Task prompt:
Output every entry exactly as written, skipping any pictures.

Records to process:
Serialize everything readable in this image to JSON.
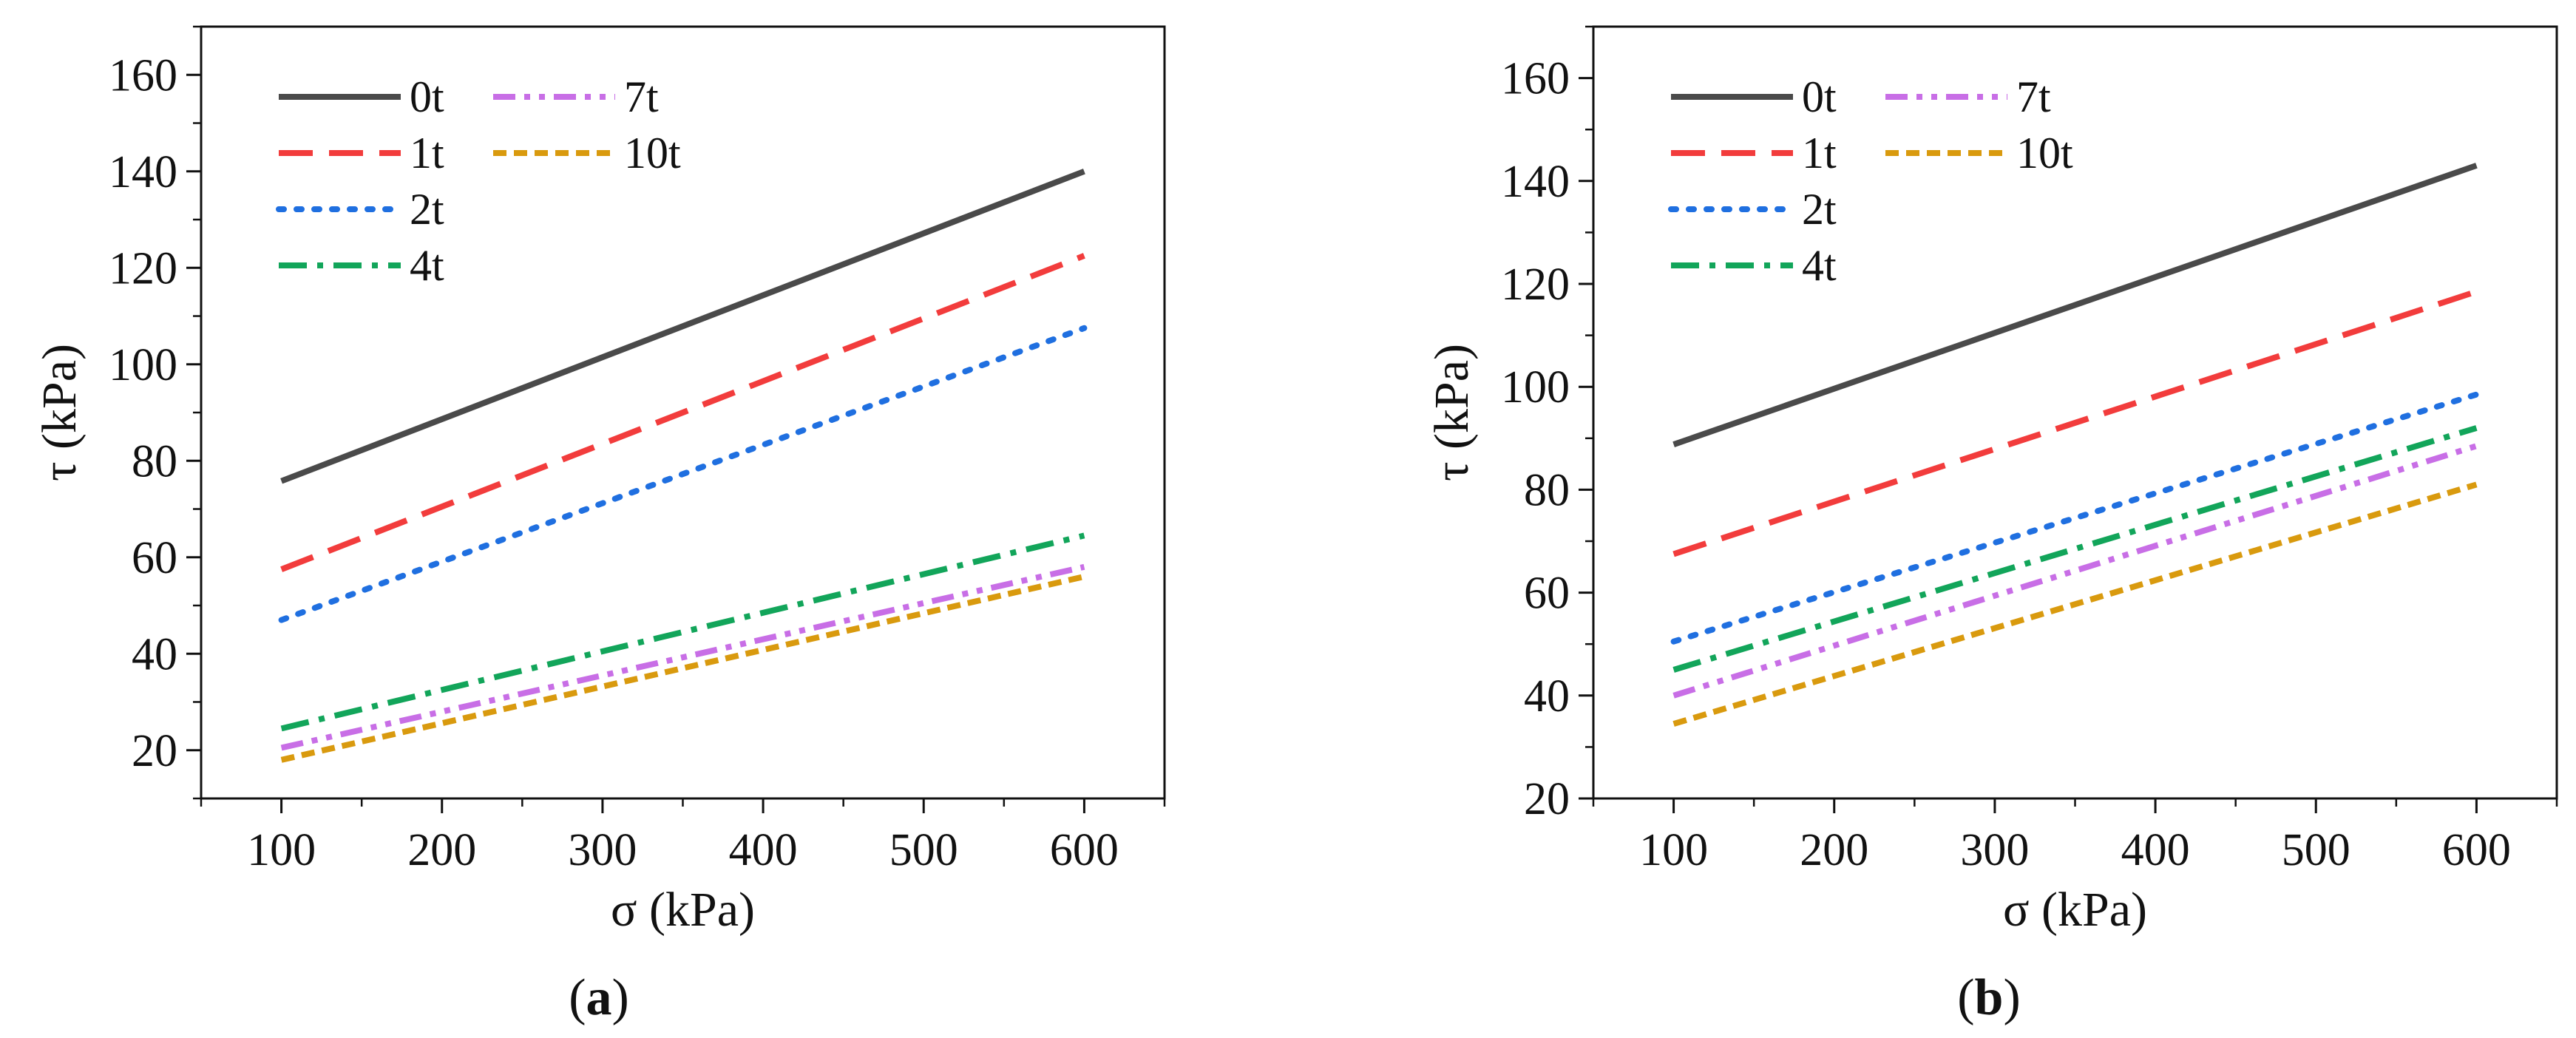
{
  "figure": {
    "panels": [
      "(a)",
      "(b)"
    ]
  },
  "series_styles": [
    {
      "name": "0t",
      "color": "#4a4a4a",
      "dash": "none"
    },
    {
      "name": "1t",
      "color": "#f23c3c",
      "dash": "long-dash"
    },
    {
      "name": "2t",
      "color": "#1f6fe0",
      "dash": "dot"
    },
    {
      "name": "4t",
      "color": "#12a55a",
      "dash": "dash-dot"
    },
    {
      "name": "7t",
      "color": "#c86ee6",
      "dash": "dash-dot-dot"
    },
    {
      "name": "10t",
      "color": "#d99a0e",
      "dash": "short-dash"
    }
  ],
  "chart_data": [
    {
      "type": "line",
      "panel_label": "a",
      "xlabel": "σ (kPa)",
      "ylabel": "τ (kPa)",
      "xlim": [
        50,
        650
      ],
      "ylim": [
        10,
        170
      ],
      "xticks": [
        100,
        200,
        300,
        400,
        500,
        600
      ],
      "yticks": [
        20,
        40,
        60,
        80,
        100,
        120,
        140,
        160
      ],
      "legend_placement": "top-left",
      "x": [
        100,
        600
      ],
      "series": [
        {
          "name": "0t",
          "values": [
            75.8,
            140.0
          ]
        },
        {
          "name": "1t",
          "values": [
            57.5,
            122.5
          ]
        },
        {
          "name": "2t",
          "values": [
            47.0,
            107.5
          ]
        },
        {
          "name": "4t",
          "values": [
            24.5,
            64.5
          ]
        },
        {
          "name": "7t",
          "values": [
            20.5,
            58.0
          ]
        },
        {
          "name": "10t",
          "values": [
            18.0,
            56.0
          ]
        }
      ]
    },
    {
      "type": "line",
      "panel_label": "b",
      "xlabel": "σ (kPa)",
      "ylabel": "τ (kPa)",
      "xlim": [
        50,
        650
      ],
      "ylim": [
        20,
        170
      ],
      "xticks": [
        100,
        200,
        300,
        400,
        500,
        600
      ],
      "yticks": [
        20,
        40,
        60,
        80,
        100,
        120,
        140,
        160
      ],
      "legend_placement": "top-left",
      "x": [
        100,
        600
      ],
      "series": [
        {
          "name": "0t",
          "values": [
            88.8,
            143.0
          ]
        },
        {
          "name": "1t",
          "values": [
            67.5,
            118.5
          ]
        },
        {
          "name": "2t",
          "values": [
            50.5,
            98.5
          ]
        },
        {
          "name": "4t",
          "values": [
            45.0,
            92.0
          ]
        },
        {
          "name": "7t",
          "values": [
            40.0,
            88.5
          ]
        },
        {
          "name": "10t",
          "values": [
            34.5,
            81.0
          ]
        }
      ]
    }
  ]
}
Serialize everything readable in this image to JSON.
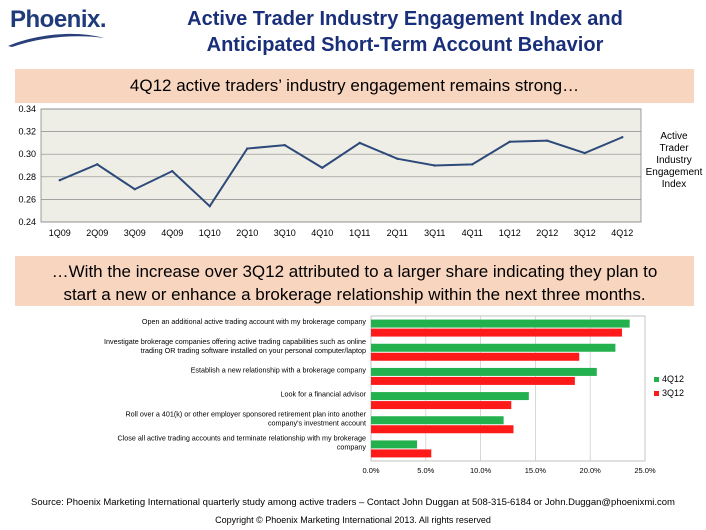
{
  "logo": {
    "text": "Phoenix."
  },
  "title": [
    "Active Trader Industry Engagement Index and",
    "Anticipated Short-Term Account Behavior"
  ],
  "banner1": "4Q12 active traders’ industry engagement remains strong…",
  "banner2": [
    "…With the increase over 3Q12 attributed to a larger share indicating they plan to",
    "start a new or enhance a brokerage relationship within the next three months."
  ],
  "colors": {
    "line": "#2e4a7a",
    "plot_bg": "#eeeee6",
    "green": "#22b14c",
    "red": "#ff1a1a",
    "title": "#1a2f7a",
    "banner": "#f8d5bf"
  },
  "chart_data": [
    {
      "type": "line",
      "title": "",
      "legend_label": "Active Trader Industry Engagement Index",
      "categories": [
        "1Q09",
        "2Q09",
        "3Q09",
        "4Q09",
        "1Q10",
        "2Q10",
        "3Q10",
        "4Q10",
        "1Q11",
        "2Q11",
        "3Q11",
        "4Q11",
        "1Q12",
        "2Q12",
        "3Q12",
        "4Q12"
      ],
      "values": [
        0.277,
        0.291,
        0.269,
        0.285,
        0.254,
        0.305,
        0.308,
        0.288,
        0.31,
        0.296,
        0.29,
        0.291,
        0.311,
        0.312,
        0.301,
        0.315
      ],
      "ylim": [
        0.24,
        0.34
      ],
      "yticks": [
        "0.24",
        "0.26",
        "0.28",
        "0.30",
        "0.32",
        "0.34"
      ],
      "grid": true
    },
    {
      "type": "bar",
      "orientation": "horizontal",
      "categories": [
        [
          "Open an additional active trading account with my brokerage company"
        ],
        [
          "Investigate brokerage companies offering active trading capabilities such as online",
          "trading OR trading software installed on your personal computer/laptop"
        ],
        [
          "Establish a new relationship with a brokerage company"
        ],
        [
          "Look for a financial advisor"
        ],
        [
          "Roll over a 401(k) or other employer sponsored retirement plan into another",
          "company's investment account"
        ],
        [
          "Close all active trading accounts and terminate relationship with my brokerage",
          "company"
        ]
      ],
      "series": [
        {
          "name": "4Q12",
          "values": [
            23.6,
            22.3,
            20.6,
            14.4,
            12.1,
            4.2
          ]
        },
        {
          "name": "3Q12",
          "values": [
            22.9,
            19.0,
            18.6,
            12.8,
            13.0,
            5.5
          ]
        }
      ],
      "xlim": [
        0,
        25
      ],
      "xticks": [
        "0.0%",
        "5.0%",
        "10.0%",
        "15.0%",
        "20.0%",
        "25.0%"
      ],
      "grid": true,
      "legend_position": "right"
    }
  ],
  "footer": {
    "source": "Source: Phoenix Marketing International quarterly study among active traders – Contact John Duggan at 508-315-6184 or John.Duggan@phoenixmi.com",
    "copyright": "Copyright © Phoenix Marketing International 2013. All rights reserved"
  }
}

Task output:
Serialize everything readable in this image to JSON.
{
  "figure": {
    "panels": [
      "(a)",
      "(b)"
    ]
  },
  "series_styles": [
    {
      "name": "0t",
      "color": "#4a4a4a",
      "dash": "none"
    },
    {
      "name": "1t",
      "color": "#f23c3c",
      "dash": "long-dash"
    },
    {
      "name": "2t",
      "color": "#1f6fe0",
      "dash": "dot"
    },
    {
      "name": "4t",
      "color": "#12a55a",
      "dash": "dash-dot"
    },
    {
      "name": "7t",
      "color": "#c86ee6",
      "dash": "dash-dot-dot"
    },
    {
      "name": "10t",
      "color": "#d99a0e",
      "dash": "short-dash"
    }
  ],
  "chart_data": [
    {
      "type": "line",
      "panel_label": "a",
      "xlabel": "σ (kPa)",
      "ylabel": "τ (kPa)",
      "xlim": [
        50,
        650
      ],
      "ylim": [
        10,
        170
      ],
      "xticks": [
        100,
        200,
        300,
        400,
        500,
        600
      ],
      "yticks": [
        20,
        40,
        60,
        80,
        100,
        120,
        140,
        160
      ],
      "legend_placement": "top-left",
      "x": [
        100,
        600
      ],
      "series": [
        {
          "name": "0t",
          "values": [
            75.8,
            140.0
          ]
        },
        {
          "name": "1t",
          "values": [
            57.5,
            122.5
          ]
        },
        {
          "name": "2t",
          "values": [
            47.0,
            107.5
          ]
        },
        {
          "name": "4t",
          "values": [
            24.5,
            64.5
          ]
        },
        {
          "name": "7t",
          "values": [
            20.5,
            58.0
          ]
        },
        {
          "name": "10t",
          "values": [
            18.0,
            56.0
          ]
        }
      ]
    },
    {
      "type": "line",
      "panel_label": "b",
      "xlabel": "σ (kPa)",
      "ylabel": "τ (kPa)",
      "xlim": [
        50,
        650
      ],
      "ylim": [
        20,
        170
      ],
      "xticks": [
        100,
        200,
        300,
        400,
        500,
        600
      ],
      "yticks": [
        20,
        40,
        60,
        80,
        100,
        120,
        140,
        160
      ],
      "legend_placement": "top-left",
      "x": [
        100,
        600
      ],
      "series": [
        {
          "name": "0t",
          "values": [
            88.8,
            143.0
          ]
        },
        {
          "name": "1t",
          "values": [
            67.5,
            118.5
          ]
        },
        {
          "name": "2t",
          "values": [
            50.5,
            98.5
          ]
        },
        {
          "name": "4t",
          "values": [
            45.0,
            92.0
          ]
        },
        {
          "name": "7t",
          "values": [
            40.0,
            88.5
          ]
        },
        {
          "name": "10t",
          "values": [
            34.5,
            81.0
          ]
        }
      ]
    }
  ]
}
Serialize everything readable in this image to JSON.
{
  "logo": {
    "text": "Phoenix."
  },
  "title": [
    "Active Trader Industry Engagement Index and",
    "Anticipated Short-Term Account Behavior"
  ],
  "banner1": "4Q12 active traders’ industry engagement remains strong…",
  "banner2": [
    "…With the increase over 3Q12 attributed to a larger share indicating they plan to",
    "start a new or enhance a brokerage relationship within the next three months."
  ],
  "colors": {
    "line": "#2e4a7a",
    "plot_bg": "#eeeee6",
    "green": "#22b14c",
    "red": "#ff1a1a",
    "title": "#1a2f7a",
    "banner": "#f8d5bf"
  },
  "chart_data": [
    {
      "type": "line",
      "title": "",
      "legend_label": "Active Trader Industry Engagement Index",
      "categories": [
        "1Q09",
        "2Q09",
        "3Q09",
        "4Q09",
        "1Q10",
        "2Q10",
        "3Q10",
        "4Q10",
        "1Q11",
        "2Q11",
        "3Q11",
        "4Q11",
        "1Q12",
        "2Q12",
        "3Q12",
        "4Q12"
      ],
      "values": [
        0.277,
        0.291,
        0.269,
        0.285,
        0.254,
        0.305,
        0.308,
        0.288,
        0.31,
        0.296,
        0.29,
        0.291,
        0.311,
        0.312,
        0.301,
        0.315
      ],
      "ylim": [
        0.24,
        0.34
      ],
      "yticks": [
        "0.24",
        "0.26",
        "0.28",
        "0.30",
        "0.32",
        "0.34"
      ],
      "grid": true
    },
    {
      "type": "bar",
      "orientation": "horizontal",
      "categories": [
        [
          "Open an additional active trading account with my brokerage company"
        ],
        [
          "Investigate brokerage companies offering active trading capabilities such as online",
          "trading OR trading software installed on your personal computer/laptop"
        ],
        [
          "Establish a new relationship with a brokerage company"
        ],
        [
          "Look for a financial advisor"
        ],
        [
          "Roll over a 401(k) or other employer sponsored retirement plan into another",
          "company's investment account"
        ],
        [
          "Close all active trading accounts and terminate relationship with my brokerage",
          "company"
        ]
      ],
      "series": [
        {
          "name": "4Q12",
          "values": [
            23.6,
            22.3,
            20.6,
            14.4,
            12.1,
            4.2
          ]
        },
        {
          "name": "3Q12",
          "values": [
            22.9,
            19.0,
            18.6,
            12.8,
            13.0,
            5.5
          ]
        }
      ],
      "xlim": [
        0,
        25
      ],
      "xticks": [
        "0.0%",
        "5.0%",
        "10.0%",
        "15.0%",
        "20.0%",
        "25.0%"
      ],
      "grid": true,
      "legend_position": "right"
    }
  ],
  "footer": {
    "source": "Source: Phoenix Marketing International quarterly study among active traders – Contact John Duggan at 508-315-6184 or John.Duggan@phoenixmi.com",
    "copyright": "Copyright © Phoenix Marketing International 2013. All rights reserved"
  }
}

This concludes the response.